#### TASK DIRECTIONS:
Quote the full listing word for word.

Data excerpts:
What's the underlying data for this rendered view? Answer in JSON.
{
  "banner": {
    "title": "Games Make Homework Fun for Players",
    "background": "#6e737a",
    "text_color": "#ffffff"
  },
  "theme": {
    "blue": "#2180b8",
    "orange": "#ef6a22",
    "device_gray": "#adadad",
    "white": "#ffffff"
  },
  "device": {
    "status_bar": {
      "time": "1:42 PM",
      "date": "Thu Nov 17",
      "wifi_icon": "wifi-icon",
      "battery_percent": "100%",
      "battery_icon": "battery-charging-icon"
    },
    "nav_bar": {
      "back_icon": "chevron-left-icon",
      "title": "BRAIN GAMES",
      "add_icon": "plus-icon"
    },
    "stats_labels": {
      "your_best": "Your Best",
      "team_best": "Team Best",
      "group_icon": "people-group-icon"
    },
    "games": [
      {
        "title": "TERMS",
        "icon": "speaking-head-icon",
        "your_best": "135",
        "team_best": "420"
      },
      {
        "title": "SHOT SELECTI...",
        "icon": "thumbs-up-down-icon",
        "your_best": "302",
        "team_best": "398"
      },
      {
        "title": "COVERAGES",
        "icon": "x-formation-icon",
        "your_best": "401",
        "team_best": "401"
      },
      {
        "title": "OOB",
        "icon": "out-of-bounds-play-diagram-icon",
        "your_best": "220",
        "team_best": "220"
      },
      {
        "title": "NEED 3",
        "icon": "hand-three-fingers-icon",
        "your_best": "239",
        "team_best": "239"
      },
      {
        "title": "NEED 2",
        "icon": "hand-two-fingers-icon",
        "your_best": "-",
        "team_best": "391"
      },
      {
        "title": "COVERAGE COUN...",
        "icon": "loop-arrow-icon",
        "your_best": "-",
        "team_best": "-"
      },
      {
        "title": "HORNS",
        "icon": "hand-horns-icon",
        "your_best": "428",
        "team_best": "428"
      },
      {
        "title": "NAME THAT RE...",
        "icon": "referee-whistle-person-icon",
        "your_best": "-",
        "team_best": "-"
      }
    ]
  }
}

#### REPLY:
What's the underlying data for this rendered view? Answer in JSON.
{
  "banner": {
    "title": "Games Make Homework Fun for Players",
    "background": "#6e737a",
    "text_color": "#ffffff"
  },
  "theme": {
    "blue": "#2180b8",
    "orange": "#ef6a22",
    "device_gray": "#adadad",
    "white": "#ffffff"
  },
  "device": {
    "status_bar": {
      "time": "1:42 PM",
      "date": "Thu Nov 17",
      "wifi_icon": "wifi-icon",
      "battery_percent": "100%",
      "battery_icon": "battery-charging-icon"
    },
    "nav_bar": {
      "back_icon": "chevron-left-icon",
      "title": "BRAIN GAMES",
      "add_icon": "plus-icon"
    },
    "stats_labels": {
      "your_best": "Your Best",
      "team_best": "Team Best",
      "group_icon": "people-group-icon"
    },
    "games": [
      {
        "title": "TERMS",
        "icon": "speaking-head-icon",
        "your_best": "135",
        "team_best": "420"
      },
      {
        "title": "SHOT SELECTI...",
        "icon": "thumbs-up-down-icon",
        "your_best": "302",
        "team_best": "398"
      },
      {
        "title": "COVERAGES",
        "icon": "x-formation-icon",
        "your_best": "401",
        "team_best": "401"
      },
      {
        "title": "OOB",
        "icon": "out-of-bounds-play-diagram-icon",
        "your_best": "220",
        "team_best": "220"
      },
      {
        "title": "NEED 3",
        "icon": "hand-three-fingers-icon",
        "your_best": "239",
        "team_best": "239"
      },
      {
        "title": "NEED 2",
        "icon": "hand-two-fingers-icon",
        "your_best": "-",
        "team_best": "391"
      },
      {
        "title": "COVERAGE COUN...",
        "icon": "loop-arrow-icon",
        "your_best": "-",
        "team_best": "-"
      },
      {
        "title": "HORNS",
        "icon": "hand-horns-icon",
        "your_best": "428",
        "team_best": "428"
      },
      {
        "title": "NAME THAT RE...",
        "icon": "referee-whistle-person-icon",
        "your_best": "-",
        "team_best": "-"
      }
    ]
  }
}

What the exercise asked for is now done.